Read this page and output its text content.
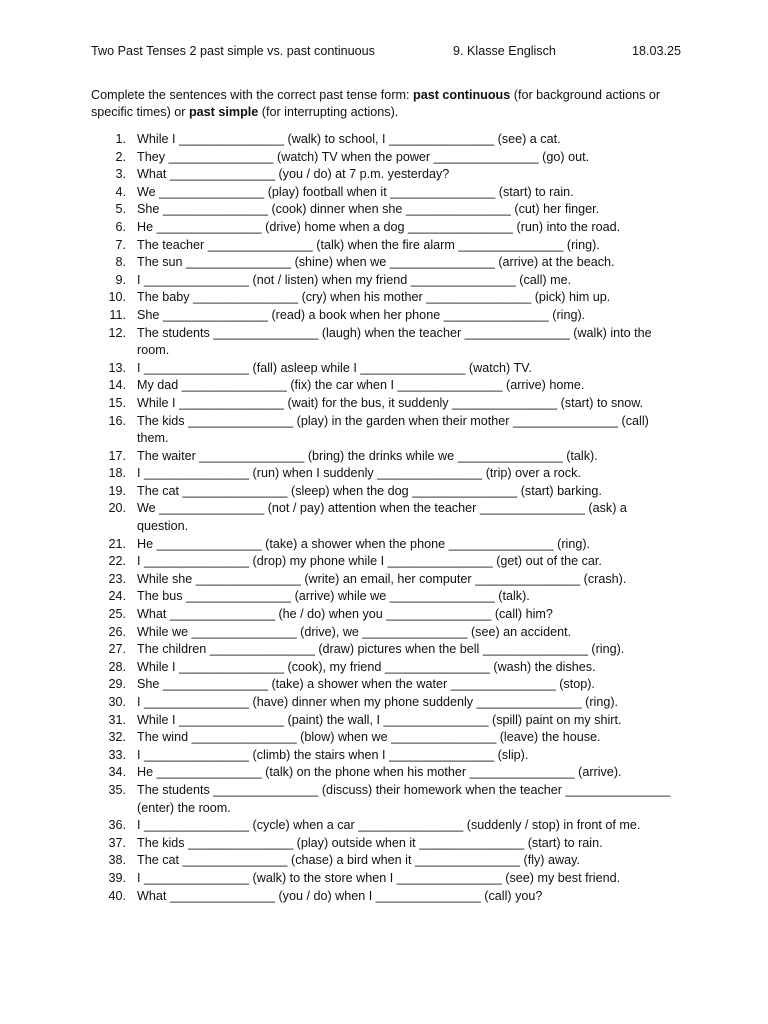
Two Past Tenses 2 past simple vs. past continuous	9. Klasse Englisch	18.03.25
Complete the sentences with the correct past tense form: past continuous (for background actions or specific times) or past simple (for interrupting actions).
1. While I _______________ (walk) to school, I _______________ (see) a cat.
2. They _______________ (watch) TV when the power _______________ (go) out.
3. What _______________ (you / do) at 7 p.m. yesterday?
4. We _______________ (play) football when it _______________ (start) to rain.
5. She _______________ (cook) dinner when she _______________ (cut) her finger.
6. He _______________ (drive) home when a dog _______________ (run) into the road.
7. The teacher _______________ (talk) when the fire alarm _______________ (ring).
8. The sun _______________ (shine) when we _______________ (arrive) at the beach.
9. I _______________ (not / listen) when my friend _______________ (call) me.
10. The baby _______________ (cry) when his mother _______________ (pick) him up.
11. She _______________ (read) a book when her phone _______________ (ring).
12. The students _______________ (laugh) when the teacher _______________ (walk) into the room.
13. I _______________ (fall) asleep while I _______________ (watch) TV.
14. My dad _______________ (fix) the car when I _______________ (arrive) home.
15. While I _______________ (wait) for the bus, it suddenly _______________ (start) to snow.
16. The kids _______________ (play) in the garden when their mother _______________ (call) them.
17. The waiter _______________ (bring) the drinks while we _______________ (talk).
18. I _______________ (run) when I suddenly _______________ (trip) over a rock.
19. The cat _______________ (sleep) when the dog _______________ (start) barking.
20. We _______________ (not / pay) attention when the teacher _______________ (ask) a question.
21. He _______________ (take) a shower when the phone _______________ (ring).
22. I _______________ (drop) my phone while I _______________ (get) out of the car.
23. While she _______________ (write) an email, her computer _______________ (crash).
24. The bus _______________ (arrive) while we _______________ (talk).
25. What _______________ (he / do) when you _______________ (call) him?
26. While we _______________ (drive), we _______________ (see) an accident.
27. The children _______________ (draw) pictures when the bell _______________ (ring).
28. While I _______________ (cook), my friend _______________ (wash) the dishes.
29. She _______________ (take) a shower when the water _______________ (stop).
30. I _______________ (have) dinner when my phone suddenly _______________ (ring).
31. While I _______________ (paint) the wall, I _______________ (spill) paint on my shirt.
32. The wind _______________ (blow) when we _______________ (leave) the house.
33. I _______________ (climb) the stairs when I _______________ (slip).
34. He _______________ (talk) on the phone when his mother _______________ (arrive).
35. The students _______________ (discuss) their homework when the teacher _______________ (enter) the room.
36. I _______________ (cycle) when a car _______________ (suddenly / stop) in front of me.
37. The kids _______________ (play) outside when it _______________ (start) to rain.
38. The cat _______________ (chase) a bird when it _______________ (fly) away.
39. I _______________ (walk) to the store when I _______________ (see) my best friend.
40. What _______________ (you / do) when I _______________ (call) you?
# # # # #
Copy the data exactly. Any picture it contains is to be omitted.

→ Exercise response
Read this page and output its text content.
Two Past Tenses 2 past simple vs. past continuous	9. Klasse Englisch	18.03.25
Complete the sentences with the correct past tense form: past continuous (for background actions or specific times) or past simple (for interrupting actions).
1. While I _______________ (walk) to school, I _______________ (see) a cat.
2. They _______________ (watch) TV when the power _______________ (go) out.
3. What _______________ (you / do) at 7 p.m. yesterday?
4. We _______________ (play) football when it _______________ (start) to rain.
5. She _______________ (cook) dinner when she _______________ (cut) her finger.
6. He _______________ (drive) home when a dog _______________ (run) into the road.
7. The teacher _______________ (talk) when the fire alarm _______________ (ring).
8. The sun _______________ (shine) when we _______________ (arrive) at the beach.
9. I _______________ (not / listen) when my friend _______________ (call) me.
10. The baby _______________ (cry) when his mother _______________ (pick) him up.
11. She _______________ (read) a book when her phone _______________ (ring).
12. The students _______________ (laugh) when the teacher _______________ (walk) into the room.
13. I _______________ (fall) asleep while I _______________ (watch) TV.
14. My dad _______________ (fix) the car when I _______________ (arrive) home.
15. While I _______________ (wait) for the bus, it suddenly _______________ (start) to snow.
16. The kids _______________ (play) in the garden when their mother _______________ (call) them.
17. The waiter _______________ (bring) the drinks while we _______________ (talk).
18. I _______________ (run) when I suddenly _______________ (trip) over a rock.
19. The cat _______________ (sleep) when the dog _______________ (start) barking.
20. We _______________ (not / pay) attention when the teacher _______________ (ask) a question.
21. He _______________ (take) a shower when the phone _______________ (ring).
22. I _______________ (drop) my phone while I _______________ (get) out of the car.
23. While she _______________ (write) an email, her computer _______________ (crash).
24. The bus _______________ (arrive) while we _______________ (talk).
25. What _______________ (he / do) when you _______________ (call) him?
26. While we _______________ (drive), we _______________ (see) an accident.
27. The children _______________ (draw) pictures when the bell _______________ (ring).
28. While I _______________ (cook), my friend _______________ (wash) the dishes.
29. She _______________ (take) a shower when the water _______________ (stop).
30. I _______________ (have) dinner when my phone suddenly _______________ (ring).
31. While I _______________ (paint) the wall, I _______________ (spill) paint on my shirt.
32. The wind _______________ (blow) when we _______________ (leave) the house.
33. I _______________ (climb) the stairs when I _______________ (slip).
34. He _______________ (talk) on the phone when his mother _______________ (arrive).
35. The students _______________ (discuss) their homework when the teacher _______________ (enter) the room.
36. I _______________ (cycle) when a car _______________ (suddenly / stop) in front of me.
37. The kids _______________ (play) outside when it _______________ (start) to rain.
38. The cat _______________ (chase) a bird when it _______________ (fly) away.
39. I _______________ (walk) to the store when I _______________ (see) my best friend.
40. What _______________ (you / do) when I _______________ (call) you?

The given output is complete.